DIRECTIVE – Wherever the string "this" appears in a line, extract that line.

RAW RECORDS –
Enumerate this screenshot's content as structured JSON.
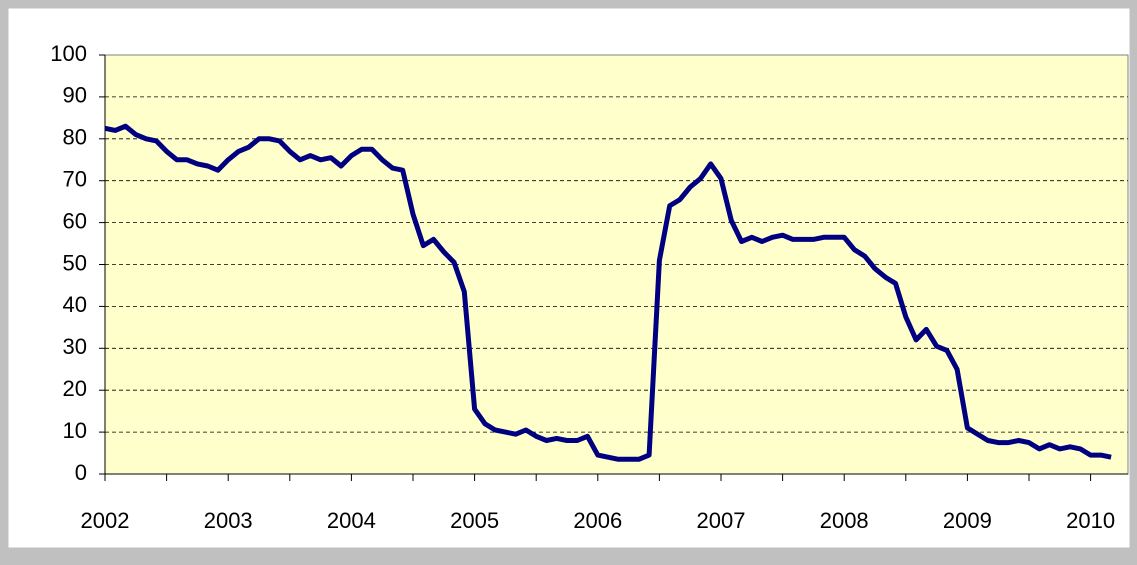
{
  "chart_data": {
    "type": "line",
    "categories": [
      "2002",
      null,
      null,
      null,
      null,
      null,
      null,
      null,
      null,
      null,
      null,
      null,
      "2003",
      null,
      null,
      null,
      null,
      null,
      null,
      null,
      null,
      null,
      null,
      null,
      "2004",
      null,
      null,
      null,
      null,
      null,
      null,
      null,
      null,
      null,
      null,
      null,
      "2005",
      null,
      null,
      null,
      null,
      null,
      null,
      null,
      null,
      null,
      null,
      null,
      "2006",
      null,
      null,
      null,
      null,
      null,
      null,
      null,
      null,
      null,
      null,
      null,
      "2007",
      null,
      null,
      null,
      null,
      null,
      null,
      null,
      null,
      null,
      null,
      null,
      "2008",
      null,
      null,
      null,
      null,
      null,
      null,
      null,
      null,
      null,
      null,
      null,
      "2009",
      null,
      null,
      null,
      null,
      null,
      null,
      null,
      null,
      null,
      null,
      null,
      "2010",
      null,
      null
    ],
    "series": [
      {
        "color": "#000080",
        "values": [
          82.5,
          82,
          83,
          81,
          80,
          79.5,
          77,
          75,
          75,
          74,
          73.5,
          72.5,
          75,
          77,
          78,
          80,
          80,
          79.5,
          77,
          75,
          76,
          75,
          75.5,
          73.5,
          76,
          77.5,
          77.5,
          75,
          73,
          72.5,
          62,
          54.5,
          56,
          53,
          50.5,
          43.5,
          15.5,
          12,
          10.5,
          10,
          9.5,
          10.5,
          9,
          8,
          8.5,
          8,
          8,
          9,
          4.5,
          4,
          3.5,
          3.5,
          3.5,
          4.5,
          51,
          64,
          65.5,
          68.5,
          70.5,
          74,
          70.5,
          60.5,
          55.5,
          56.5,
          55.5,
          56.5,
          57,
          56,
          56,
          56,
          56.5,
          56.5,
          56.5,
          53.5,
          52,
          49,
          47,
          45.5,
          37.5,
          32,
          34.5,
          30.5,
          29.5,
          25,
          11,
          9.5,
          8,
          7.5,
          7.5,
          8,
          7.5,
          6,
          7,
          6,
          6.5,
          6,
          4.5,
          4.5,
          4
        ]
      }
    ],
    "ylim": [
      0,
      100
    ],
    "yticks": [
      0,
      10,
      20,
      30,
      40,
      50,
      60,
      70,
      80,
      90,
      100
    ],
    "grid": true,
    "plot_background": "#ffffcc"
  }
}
---
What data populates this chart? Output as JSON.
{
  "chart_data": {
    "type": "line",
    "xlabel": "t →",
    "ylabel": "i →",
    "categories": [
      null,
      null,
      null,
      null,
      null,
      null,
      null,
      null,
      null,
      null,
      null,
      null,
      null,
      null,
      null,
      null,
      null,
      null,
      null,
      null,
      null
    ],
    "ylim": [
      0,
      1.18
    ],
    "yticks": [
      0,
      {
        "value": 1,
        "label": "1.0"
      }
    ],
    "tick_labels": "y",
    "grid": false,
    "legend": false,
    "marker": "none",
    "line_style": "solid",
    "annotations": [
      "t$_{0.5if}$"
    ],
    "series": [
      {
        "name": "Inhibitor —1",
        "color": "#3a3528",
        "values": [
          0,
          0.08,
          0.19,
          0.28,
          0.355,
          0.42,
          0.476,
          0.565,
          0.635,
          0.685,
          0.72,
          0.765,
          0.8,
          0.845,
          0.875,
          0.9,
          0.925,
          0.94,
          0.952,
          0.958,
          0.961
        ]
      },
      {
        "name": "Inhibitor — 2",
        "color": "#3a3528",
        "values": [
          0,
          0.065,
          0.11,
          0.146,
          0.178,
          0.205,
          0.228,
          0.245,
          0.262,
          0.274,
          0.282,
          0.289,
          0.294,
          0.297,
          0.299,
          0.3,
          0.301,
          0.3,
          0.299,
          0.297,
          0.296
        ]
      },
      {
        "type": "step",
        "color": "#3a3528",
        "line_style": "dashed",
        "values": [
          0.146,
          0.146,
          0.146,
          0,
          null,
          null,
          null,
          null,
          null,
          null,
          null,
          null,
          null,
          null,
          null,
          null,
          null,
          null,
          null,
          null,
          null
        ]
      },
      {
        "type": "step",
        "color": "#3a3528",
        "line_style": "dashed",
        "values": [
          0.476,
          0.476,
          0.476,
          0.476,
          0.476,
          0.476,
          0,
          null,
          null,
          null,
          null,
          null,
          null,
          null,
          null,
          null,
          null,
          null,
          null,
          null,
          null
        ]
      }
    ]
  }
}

EXERCISE OUTPUT –
Enumerate this screenshot's content as structured JSON.
What data populates this chart? Output as JSON.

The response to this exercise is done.